■ Challenge:
For the data below, work out how many lines include the string "text" and report only the number.

■ Data shown:

================================

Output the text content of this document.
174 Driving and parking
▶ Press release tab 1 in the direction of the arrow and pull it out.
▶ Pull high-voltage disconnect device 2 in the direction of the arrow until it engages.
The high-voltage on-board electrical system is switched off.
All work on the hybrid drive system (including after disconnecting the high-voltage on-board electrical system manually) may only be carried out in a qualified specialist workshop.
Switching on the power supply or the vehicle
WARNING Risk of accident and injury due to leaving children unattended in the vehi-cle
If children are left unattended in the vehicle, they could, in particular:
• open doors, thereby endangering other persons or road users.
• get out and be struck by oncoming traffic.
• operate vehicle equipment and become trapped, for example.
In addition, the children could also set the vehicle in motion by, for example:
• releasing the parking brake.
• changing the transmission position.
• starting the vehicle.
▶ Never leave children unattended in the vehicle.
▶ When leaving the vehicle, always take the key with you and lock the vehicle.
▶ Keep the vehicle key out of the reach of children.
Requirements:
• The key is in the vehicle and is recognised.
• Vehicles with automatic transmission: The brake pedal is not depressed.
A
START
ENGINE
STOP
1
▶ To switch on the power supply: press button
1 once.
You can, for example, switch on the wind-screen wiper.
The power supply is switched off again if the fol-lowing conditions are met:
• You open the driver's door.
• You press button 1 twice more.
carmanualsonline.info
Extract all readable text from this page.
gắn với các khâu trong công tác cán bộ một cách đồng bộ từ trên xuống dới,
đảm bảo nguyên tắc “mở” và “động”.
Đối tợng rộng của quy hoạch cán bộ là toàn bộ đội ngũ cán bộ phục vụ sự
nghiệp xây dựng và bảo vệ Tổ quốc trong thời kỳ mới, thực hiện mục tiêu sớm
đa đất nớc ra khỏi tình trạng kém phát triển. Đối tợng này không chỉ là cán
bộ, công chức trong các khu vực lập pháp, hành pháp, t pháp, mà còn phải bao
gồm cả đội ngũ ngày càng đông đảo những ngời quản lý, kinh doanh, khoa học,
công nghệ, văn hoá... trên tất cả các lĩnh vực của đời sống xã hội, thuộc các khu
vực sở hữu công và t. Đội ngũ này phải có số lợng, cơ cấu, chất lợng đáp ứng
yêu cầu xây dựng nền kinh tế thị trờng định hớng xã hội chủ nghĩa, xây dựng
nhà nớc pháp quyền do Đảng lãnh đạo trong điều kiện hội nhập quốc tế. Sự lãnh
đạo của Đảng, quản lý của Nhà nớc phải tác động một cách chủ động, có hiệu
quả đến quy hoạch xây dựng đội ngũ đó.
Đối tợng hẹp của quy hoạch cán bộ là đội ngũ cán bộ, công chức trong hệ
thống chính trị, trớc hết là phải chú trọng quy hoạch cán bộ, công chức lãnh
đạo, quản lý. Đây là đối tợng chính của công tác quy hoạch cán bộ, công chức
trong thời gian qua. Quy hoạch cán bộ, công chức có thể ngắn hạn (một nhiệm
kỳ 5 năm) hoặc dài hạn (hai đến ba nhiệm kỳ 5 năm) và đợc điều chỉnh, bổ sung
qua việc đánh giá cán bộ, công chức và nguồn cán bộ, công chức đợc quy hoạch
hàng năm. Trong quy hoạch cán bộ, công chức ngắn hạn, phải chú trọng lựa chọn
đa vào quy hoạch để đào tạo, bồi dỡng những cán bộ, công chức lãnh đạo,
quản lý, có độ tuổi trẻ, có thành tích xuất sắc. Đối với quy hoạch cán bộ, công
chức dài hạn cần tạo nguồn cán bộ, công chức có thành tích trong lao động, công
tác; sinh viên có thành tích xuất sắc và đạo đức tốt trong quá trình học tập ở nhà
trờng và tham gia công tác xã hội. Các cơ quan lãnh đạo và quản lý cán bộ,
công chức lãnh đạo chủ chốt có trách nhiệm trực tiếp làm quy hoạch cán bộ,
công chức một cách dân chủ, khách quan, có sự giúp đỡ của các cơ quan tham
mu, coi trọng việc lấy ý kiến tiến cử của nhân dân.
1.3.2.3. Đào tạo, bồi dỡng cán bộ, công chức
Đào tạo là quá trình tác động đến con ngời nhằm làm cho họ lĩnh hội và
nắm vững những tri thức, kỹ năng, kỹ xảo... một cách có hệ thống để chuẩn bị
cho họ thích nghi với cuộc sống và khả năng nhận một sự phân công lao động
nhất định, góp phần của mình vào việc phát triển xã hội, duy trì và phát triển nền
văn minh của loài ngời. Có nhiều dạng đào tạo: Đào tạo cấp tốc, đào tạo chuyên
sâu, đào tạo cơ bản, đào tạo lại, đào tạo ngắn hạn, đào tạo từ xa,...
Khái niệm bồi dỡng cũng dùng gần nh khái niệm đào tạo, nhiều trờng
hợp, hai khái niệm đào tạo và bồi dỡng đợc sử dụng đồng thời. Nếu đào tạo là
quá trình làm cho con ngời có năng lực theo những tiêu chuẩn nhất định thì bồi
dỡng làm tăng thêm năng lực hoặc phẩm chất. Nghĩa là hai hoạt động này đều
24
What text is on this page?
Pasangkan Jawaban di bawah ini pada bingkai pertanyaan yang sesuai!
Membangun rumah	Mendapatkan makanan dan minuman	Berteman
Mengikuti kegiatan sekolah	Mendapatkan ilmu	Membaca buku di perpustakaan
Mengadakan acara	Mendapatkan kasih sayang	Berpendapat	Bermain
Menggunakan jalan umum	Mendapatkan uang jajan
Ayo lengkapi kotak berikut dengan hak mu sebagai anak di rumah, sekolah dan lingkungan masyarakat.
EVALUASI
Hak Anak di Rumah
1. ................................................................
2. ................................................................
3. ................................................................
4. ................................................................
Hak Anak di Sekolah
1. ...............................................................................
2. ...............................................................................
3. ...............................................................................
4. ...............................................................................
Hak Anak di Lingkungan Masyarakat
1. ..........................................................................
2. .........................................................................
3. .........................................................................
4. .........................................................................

================================

■ Output for this exercise:
3